=== Task objective ===
Your task is to output all the records below, word for word.

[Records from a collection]
╔══
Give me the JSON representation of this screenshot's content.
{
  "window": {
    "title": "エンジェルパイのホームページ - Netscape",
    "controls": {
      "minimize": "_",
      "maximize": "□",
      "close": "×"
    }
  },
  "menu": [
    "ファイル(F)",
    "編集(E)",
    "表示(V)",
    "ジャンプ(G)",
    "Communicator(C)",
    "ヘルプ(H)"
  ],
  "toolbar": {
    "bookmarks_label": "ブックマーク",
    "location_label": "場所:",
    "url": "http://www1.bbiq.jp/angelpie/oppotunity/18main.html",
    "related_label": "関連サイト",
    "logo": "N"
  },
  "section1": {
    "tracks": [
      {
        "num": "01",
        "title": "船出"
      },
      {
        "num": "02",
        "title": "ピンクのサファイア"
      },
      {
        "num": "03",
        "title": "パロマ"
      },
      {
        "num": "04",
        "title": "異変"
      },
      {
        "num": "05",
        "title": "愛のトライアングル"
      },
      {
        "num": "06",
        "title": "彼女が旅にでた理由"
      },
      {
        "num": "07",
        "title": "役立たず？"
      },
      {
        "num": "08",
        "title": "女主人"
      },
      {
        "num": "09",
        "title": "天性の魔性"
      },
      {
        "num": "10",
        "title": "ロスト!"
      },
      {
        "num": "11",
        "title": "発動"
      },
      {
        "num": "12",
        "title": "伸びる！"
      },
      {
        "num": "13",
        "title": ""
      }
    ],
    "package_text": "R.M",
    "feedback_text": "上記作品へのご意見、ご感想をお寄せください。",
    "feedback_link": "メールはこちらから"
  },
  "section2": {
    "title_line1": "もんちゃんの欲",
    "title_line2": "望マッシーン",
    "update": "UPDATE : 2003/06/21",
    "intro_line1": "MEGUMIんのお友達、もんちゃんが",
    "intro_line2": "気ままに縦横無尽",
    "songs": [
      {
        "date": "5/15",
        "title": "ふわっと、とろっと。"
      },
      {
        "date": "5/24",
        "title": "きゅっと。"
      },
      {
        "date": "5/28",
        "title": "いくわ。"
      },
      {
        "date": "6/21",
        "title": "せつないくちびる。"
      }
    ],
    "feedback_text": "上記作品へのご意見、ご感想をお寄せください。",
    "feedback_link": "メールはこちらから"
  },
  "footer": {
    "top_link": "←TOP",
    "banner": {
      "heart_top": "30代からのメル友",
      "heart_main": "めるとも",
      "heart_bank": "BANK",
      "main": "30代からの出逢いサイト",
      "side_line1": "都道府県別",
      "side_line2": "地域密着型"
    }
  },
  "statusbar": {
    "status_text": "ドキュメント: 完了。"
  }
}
╚══
=== Output below ===
Give me the JSON representation of this screenshot's content.
{
  "window": {
    "title": "エンジェルパイのホームページ - Netscape",
    "controls": {
      "minimize": "_",
      "maximize": "□",
      "close": "×"
    }
  },
  "menu": [
    "ファイル(F)",
    "編集(E)",
    "表示(V)",
    "ジャンプ(G)",
    "Communicator(C)",
    "ヘルプ(H)"
  ],
  "toolbar": {
    "bookmarks_label": "ブックマーク",
    "location_label": "場所:",
    "url": "http://www1.bbiq.jp/angelpie/oppotunity/18main.html",
    "related_label": "関連サイト",
    "logo": "N"
  },
  "section1": {
    "tracks": [
      {
        "num": "01",
        "title": "船出"
      },
      {
        "num": "02",
        "title": "ピンクのサファイア"
      },
      {
        "num": "03",
        "title": "パロマ"
      },
      {
        "num": "04",
        "title": "異変"
      },
      {
        "num": "05",
        "title": "愛のトライアングル"
      },
      {
        "num": "06",
        "title": "彼女が旅にでた理由"
      },
      {
        "num": "07",
        "title": "役立たず？"
      },
      {
        "num": "08",
        "title": "女主人"
      },
      {
        "num": "09",
        "title": "天性の魔性"
      },
      {
        "num": "10",
        "title": "ロスト!"
      },
      {
        "num": "11",
        "title": "発動"
      },
      {
        "num": "12",
        "title": "伸びる！"
      },
      {
        "num": "13",
        "title": ""
      }
    ],
    "package_text": "R.M",
    "feedback_text": "上記作品へのご意見、ご感想をお寄せください。",
    "feedback_link": "メールはこちらから"
  },
  "section2": {
    "title_line1": "もんちゃんの欲",
    "title_line2": "望マッシーン",
    "update": "UPDATE : 2003/06/21",
    "intro_line1": "MEGUMIんのお友達、もんちゃんが",
    "intro_line2": "気ままに縦横無尽",
    "songs": [
      {
        "date": "5/15",
        "title": "ふわっと、とろっと。"
      },
      {
        "date": "5/24",
        "title": "きゅっと。"
      },
      {
        "date": "5/28",
        "title": "いくわ。"
      },
      {
        "date": "6/21",
        "title": "せつないくちびる。"
      }
    ],
    "feedback_text": "上記作品へのご意見、ご感想をお寄せください。",
    "feedback_link": "メールはこちらから"
  },
  "footer": {
    "top_link": "←TOP",
    "banner": {
      "heart_top": "30代からのメル友",
      "heart_main": "めるとも",
      "heart_bank": "BANK",
      "main": "30代からの出逢いサイト",
      "side_line1": "都道府県別",
      "side_line2": "地域密着型"
    }
  },
  "statusbar": {
    "status_text": "ドキュメント: 完了。"
  }
}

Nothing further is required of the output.